### Problem
Report, as a bare number, how many lines contain the string "Dose".

### The records
◇ ◇ ◇ ◇ ◇

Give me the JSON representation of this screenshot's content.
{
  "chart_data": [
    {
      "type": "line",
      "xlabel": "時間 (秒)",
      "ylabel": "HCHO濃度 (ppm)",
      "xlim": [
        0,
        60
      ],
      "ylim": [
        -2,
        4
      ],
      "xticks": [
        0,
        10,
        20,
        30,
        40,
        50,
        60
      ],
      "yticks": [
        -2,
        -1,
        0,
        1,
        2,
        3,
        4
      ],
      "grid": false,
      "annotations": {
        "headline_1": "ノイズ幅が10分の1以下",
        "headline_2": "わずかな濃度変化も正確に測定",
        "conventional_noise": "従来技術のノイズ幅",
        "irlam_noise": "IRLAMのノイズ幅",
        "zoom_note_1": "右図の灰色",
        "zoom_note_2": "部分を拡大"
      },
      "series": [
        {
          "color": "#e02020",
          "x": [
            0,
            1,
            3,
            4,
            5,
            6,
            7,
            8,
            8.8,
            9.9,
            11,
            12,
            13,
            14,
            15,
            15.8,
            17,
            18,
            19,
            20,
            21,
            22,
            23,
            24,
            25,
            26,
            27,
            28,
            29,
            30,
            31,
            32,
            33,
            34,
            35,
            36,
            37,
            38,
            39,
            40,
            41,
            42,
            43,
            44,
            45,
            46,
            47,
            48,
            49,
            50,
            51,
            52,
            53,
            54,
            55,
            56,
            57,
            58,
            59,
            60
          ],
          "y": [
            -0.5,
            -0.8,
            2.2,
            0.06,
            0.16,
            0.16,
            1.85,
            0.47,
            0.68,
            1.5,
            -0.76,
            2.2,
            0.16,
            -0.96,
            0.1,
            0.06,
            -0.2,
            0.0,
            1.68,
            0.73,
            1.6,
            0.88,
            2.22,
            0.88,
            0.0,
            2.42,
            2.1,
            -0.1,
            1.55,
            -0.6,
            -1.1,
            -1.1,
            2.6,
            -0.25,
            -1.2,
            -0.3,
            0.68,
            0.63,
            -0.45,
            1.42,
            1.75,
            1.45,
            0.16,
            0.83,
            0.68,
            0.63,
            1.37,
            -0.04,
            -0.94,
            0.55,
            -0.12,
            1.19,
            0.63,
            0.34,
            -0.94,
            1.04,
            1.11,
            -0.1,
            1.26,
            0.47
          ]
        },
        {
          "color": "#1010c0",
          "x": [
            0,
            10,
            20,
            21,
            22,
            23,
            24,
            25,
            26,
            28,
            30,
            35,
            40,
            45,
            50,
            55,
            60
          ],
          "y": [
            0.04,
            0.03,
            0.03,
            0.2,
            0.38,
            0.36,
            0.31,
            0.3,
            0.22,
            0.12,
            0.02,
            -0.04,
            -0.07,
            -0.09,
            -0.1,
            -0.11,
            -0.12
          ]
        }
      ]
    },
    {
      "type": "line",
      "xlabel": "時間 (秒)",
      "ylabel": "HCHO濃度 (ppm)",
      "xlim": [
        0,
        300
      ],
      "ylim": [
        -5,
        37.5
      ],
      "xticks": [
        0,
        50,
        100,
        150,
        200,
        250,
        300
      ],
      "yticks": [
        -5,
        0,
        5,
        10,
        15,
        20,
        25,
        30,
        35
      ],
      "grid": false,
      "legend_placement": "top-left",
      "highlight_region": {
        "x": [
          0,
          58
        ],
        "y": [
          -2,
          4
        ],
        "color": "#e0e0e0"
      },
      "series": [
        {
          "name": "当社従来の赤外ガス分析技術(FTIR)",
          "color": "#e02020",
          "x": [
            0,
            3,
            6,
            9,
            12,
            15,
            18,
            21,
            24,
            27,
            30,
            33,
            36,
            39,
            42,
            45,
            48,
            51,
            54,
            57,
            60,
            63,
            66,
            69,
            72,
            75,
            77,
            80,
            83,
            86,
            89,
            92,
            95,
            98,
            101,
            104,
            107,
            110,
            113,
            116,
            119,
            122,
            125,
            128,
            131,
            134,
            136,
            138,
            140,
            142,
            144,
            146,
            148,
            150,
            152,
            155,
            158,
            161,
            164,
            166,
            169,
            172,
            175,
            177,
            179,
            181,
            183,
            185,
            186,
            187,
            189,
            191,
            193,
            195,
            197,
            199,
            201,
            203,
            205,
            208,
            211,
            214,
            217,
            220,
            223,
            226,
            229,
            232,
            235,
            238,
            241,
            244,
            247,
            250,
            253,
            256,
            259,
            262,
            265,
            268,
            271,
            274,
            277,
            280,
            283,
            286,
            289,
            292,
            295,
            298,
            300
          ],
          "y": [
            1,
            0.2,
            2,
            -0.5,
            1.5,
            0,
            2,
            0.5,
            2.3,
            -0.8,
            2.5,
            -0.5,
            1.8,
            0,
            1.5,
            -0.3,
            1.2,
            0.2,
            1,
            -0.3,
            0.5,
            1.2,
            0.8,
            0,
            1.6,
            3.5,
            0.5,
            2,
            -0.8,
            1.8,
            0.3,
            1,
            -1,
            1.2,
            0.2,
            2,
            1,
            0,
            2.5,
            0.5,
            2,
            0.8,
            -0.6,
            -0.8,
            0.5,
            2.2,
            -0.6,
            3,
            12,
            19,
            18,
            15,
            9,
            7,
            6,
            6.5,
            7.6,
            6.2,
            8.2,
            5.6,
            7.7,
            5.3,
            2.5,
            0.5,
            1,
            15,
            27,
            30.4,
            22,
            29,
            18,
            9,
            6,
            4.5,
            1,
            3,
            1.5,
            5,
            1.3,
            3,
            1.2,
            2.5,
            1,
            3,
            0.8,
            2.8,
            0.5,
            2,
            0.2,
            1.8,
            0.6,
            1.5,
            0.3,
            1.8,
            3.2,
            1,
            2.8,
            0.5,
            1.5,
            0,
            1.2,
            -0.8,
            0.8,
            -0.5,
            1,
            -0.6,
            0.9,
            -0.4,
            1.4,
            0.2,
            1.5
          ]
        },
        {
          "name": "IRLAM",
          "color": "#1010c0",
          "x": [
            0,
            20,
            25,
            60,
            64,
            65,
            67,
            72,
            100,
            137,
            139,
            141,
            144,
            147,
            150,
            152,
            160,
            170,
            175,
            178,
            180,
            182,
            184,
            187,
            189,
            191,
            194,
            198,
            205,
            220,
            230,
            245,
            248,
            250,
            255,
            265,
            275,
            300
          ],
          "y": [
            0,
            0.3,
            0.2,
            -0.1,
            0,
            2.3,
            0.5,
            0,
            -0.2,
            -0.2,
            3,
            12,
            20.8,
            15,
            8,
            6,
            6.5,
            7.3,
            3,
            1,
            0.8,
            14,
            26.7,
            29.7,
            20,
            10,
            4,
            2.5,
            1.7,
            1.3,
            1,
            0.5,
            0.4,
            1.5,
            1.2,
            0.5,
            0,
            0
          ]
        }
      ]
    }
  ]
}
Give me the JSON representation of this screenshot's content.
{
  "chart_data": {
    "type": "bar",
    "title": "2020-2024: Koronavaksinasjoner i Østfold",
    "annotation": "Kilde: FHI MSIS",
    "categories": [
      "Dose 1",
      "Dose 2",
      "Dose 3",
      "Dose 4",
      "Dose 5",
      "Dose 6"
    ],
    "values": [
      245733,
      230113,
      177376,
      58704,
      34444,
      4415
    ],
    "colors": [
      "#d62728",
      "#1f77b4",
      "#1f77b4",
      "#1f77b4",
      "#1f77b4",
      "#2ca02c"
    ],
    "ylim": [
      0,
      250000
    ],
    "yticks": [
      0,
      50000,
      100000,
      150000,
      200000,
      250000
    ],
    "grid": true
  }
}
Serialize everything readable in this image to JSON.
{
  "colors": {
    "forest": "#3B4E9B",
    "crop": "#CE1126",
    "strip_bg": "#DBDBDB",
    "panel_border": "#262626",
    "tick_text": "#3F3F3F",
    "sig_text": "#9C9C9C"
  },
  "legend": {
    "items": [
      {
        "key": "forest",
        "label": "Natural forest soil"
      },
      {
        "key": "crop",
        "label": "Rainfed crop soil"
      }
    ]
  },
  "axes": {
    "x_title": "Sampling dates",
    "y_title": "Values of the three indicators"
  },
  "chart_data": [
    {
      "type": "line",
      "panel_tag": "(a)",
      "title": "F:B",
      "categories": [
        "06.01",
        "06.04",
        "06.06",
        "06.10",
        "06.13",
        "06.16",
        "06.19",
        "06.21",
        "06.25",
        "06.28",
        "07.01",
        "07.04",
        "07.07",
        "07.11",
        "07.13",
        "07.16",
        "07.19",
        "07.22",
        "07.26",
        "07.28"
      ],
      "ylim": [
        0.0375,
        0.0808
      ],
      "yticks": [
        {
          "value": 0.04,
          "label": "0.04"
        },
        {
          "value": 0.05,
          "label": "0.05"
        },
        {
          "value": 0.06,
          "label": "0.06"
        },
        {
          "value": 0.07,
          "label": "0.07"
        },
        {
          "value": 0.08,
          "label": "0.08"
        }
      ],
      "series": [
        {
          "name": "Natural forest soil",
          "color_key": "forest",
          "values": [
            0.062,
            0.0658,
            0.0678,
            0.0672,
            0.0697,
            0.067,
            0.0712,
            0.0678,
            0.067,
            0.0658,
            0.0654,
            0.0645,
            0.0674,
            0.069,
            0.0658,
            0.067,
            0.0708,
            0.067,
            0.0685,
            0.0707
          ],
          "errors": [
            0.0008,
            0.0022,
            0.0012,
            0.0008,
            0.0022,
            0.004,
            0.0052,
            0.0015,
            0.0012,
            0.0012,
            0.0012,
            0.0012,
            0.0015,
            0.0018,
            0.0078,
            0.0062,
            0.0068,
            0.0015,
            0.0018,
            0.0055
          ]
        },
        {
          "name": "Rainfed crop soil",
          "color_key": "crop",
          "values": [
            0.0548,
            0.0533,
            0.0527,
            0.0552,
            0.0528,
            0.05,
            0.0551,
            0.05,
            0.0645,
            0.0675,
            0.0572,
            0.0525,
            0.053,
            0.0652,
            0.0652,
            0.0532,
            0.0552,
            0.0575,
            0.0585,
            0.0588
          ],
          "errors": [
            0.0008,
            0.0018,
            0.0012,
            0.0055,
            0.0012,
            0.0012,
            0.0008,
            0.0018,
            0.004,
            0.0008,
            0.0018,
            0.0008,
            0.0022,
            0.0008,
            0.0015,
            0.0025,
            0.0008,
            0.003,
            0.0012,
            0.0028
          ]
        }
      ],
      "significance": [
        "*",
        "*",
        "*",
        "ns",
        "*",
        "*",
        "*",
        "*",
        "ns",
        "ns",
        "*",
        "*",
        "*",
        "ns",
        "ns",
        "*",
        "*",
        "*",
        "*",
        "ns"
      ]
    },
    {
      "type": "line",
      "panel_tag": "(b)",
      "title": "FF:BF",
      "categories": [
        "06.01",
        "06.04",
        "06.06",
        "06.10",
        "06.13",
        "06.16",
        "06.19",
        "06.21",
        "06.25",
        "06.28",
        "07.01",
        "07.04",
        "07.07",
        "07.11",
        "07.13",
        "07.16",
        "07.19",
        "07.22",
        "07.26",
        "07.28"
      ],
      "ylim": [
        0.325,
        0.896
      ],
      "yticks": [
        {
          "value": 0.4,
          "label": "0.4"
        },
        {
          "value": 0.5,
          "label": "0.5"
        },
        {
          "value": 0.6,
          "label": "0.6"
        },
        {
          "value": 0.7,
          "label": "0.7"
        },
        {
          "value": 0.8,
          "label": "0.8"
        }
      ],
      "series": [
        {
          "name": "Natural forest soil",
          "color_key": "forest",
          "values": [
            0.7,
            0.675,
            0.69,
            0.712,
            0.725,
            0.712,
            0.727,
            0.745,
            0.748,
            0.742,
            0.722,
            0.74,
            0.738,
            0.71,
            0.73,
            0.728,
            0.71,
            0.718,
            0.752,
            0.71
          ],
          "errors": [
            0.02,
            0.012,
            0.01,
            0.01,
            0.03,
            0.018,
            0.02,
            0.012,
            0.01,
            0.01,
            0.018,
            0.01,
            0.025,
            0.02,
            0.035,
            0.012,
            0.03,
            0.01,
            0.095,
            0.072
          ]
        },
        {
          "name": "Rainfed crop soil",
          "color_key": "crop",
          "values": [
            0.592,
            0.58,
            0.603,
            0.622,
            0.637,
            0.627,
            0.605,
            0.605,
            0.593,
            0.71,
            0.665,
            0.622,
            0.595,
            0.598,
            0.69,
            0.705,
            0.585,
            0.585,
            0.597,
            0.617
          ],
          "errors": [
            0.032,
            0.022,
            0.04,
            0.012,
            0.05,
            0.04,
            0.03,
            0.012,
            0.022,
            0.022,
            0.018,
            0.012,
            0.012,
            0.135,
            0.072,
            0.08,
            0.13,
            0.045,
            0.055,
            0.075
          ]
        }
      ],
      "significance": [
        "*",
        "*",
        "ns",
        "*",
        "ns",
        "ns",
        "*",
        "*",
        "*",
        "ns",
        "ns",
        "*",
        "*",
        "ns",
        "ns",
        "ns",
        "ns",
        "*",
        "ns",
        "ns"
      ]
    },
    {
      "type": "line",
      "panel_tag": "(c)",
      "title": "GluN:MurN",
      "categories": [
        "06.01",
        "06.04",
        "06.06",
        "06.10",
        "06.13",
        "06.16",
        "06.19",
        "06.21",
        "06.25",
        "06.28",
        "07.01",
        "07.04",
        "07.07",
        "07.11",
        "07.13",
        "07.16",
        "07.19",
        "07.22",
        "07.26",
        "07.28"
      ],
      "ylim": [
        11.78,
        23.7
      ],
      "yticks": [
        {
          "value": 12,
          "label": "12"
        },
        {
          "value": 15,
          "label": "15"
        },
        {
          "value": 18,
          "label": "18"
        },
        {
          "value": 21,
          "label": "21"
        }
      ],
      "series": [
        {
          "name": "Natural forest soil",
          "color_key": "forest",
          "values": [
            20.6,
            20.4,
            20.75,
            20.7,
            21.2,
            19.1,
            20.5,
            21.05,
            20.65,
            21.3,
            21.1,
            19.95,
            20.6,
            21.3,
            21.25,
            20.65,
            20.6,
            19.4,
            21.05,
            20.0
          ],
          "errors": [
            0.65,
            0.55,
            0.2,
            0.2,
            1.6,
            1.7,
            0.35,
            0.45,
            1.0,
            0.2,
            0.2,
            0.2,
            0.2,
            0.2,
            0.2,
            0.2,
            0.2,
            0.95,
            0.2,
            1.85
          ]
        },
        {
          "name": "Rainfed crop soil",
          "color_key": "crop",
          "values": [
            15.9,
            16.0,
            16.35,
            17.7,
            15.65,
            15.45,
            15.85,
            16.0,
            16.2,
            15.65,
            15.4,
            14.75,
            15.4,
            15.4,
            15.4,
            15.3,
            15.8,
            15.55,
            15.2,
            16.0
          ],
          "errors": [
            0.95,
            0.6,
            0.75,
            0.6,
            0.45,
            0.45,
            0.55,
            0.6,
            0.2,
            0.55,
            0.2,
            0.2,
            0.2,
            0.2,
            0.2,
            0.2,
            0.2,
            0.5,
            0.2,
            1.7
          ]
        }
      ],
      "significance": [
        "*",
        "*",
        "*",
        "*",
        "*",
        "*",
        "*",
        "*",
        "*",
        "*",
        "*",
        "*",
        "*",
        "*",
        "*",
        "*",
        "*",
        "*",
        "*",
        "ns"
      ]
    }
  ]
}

◇ ◇ ◇ ◇ ◇

### Reply to the task
6